What do I wish people knew about diabetes?  This:  

There is more than one kind of diabetes.  This isn’t a knock on my type 2 and gestational diabetes friends, but definitely a knock on society’s perceptions at large.  People have one musty, old perception of what diabetes looks like, and it’s always someone older, heavier, and lazy.  Would they be surprised to meet our fit type 2 friends, or the 20 year old gestational PWD?  Or a “juvenile diabetic” who isn’t eight years old? Or any of our community friends? Diabetes doesn’t have “a look.”

Diabetes affects more than just the person playing host to it. I am the one wearing and insulin pump, a continuous glucose monitor, and actually feeling these blood sugar highs and lows.  But I’m not the only one affected by diabetes.  My parents had to care for me when I was young, acting as my pancreas.  My friends have been affected by my lows and highs while we’re hanging out, sometimes forced to jump the bar and accost the bartender for orange juice.  (True story.)  And my husband has taken on this disease as his own as best he can, making it such an integrated part of our life together that I don’t feel alone.  Diabetes isn’t just mine.  It belongs to everyone who cares about me.

Diabetes isn’t just a physiological disease.  Mental health matters when it comes to diabetes management. It’s not just a question of blood sugar levels and insulin supplementation.  It’s about managing the emotional output that comes as part of life with a chronic illness.  It’s about the guilt of complications.  The pressure to control an uncontrollable disease.  The hope that tomorrow will come without incident. I feel that the emotional aspects of diabetes need to be attended to with the same care and diligence as an A1C level.  Maybe more so, because life needs to be happy, whether it’s a short life or a very long one.

______________________________

- What is required
Copy the diabetes text starting at "Diabetes isn’t just a" and ending at "very long one.", putting "psychological" wherever "emotional" appears. The lines are not needed for this work.

- Data shown

______________________________

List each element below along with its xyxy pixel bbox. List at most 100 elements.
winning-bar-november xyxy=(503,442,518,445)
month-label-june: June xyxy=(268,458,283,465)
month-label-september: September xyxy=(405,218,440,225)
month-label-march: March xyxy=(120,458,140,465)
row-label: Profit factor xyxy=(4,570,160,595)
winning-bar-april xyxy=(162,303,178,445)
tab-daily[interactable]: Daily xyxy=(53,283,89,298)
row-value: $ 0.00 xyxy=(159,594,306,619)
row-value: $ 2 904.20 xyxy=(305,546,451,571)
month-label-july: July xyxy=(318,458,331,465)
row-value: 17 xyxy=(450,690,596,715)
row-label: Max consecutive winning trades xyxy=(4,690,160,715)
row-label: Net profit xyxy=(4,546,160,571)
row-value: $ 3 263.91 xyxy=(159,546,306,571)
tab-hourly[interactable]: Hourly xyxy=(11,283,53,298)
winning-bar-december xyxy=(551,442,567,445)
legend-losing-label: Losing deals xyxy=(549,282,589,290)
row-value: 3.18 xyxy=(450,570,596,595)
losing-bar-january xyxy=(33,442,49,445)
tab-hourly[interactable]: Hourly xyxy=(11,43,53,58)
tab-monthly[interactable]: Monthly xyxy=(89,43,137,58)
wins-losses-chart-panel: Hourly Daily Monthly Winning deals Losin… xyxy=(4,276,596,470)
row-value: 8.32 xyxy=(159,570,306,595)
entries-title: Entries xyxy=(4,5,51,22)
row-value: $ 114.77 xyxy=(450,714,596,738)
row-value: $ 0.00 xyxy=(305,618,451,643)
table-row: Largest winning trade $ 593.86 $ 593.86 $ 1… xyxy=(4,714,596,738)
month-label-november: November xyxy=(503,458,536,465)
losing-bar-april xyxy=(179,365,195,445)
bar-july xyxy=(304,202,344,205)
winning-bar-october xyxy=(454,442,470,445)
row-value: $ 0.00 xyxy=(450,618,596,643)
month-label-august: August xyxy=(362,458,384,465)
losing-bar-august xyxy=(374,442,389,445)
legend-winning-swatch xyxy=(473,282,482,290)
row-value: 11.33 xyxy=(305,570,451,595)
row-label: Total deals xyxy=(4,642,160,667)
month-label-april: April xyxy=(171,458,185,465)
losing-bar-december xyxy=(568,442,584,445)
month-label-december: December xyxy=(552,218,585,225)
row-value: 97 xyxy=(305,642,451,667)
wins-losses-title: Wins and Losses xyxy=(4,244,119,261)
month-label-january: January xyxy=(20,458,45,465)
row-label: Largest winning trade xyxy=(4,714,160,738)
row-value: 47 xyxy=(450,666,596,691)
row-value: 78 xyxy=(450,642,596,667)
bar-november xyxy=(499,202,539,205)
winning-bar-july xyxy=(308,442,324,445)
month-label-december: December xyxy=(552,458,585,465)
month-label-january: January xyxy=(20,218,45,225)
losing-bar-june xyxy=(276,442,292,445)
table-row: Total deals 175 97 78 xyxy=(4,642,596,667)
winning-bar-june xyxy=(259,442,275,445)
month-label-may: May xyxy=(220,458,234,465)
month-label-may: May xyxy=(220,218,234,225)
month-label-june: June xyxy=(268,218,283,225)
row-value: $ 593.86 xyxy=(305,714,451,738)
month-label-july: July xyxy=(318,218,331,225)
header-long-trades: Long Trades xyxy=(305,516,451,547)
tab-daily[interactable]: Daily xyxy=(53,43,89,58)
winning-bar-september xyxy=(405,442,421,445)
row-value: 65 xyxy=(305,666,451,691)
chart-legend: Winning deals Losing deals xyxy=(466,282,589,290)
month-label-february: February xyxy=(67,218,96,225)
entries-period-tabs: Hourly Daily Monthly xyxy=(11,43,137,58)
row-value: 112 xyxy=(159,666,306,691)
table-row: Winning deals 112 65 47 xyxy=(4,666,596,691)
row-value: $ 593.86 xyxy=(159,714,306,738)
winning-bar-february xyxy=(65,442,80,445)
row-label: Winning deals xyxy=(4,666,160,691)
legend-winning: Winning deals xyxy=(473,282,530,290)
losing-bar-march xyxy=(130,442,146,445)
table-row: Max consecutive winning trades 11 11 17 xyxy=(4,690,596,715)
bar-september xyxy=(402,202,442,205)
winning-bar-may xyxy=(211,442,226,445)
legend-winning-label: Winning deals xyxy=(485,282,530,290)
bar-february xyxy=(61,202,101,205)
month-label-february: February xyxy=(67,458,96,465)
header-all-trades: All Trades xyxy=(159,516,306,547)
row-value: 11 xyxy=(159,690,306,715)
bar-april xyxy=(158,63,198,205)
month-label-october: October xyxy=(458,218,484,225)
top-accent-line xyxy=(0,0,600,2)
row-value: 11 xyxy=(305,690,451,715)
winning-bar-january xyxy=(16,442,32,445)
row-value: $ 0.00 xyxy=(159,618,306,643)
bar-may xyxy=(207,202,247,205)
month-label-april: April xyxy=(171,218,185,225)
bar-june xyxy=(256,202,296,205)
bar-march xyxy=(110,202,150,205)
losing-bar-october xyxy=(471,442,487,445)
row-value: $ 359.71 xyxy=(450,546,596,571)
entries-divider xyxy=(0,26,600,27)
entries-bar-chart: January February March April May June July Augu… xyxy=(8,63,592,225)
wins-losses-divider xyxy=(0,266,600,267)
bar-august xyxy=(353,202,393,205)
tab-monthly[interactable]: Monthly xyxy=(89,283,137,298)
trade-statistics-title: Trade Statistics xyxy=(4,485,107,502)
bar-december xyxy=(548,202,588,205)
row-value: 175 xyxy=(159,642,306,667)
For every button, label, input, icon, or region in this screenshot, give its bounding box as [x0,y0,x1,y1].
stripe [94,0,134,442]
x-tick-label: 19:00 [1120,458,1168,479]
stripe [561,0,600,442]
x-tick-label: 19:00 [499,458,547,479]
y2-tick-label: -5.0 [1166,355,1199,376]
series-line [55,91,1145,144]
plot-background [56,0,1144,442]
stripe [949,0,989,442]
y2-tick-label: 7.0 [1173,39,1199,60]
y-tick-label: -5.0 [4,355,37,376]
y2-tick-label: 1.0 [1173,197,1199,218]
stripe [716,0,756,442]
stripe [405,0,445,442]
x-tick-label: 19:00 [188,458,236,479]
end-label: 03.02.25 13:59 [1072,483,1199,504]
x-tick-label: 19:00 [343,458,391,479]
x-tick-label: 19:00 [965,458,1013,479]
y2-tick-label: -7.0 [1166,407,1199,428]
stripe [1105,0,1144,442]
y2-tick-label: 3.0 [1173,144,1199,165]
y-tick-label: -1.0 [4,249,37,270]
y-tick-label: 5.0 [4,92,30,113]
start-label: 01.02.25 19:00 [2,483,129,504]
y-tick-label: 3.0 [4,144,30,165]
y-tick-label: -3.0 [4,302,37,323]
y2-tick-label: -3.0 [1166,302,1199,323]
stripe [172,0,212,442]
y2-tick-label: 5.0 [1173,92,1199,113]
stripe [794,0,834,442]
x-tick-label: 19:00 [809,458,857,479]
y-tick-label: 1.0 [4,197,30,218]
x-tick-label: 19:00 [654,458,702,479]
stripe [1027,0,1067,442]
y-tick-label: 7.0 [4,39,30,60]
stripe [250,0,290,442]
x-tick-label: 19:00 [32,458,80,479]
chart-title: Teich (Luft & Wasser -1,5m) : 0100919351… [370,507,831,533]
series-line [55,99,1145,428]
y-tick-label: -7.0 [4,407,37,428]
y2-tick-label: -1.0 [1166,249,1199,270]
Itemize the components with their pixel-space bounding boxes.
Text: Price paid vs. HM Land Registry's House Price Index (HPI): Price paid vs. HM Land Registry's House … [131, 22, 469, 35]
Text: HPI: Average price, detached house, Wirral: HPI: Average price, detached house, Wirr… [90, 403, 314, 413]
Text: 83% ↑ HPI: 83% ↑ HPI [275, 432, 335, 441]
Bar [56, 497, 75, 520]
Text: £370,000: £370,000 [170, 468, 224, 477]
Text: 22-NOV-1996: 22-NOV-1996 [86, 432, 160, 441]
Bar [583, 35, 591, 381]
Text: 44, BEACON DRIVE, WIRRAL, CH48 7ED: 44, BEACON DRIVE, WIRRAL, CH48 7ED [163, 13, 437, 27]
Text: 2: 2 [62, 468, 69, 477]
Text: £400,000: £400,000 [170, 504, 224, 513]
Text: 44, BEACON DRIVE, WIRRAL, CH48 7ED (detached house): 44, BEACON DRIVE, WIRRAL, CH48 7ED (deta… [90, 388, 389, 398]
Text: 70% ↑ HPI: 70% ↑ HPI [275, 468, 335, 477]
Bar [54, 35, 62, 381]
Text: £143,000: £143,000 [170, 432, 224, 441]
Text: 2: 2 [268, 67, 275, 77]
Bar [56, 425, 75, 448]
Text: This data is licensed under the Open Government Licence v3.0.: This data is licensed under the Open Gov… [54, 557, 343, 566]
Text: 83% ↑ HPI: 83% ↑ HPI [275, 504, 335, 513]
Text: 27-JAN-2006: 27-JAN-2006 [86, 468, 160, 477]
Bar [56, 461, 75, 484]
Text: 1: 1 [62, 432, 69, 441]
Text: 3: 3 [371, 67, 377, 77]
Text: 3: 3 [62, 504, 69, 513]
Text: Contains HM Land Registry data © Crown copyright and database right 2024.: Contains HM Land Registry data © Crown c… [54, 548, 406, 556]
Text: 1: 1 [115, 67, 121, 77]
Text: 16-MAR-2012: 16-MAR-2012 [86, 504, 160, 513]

______________________________

- Solution to the exercise
Diabetes isn’t just a physiological disease.  Mental health matters when it comes to diabetes management. It’s not just a question of blood sugar levels and insulin supplementation.  It’s about managing the psychological output that comes as part of life with a chronic illness.  It’s about the guilt of complications.  The pressure to control an uncontrollable disease.  The hope that tomorrow will come without incident. I feel that the psychological aspects of diabetes need to be attended to with the same care and diligence as an A1C level.  Maybe more so, because life needs to be happy, whether it’s a short life or a very long one.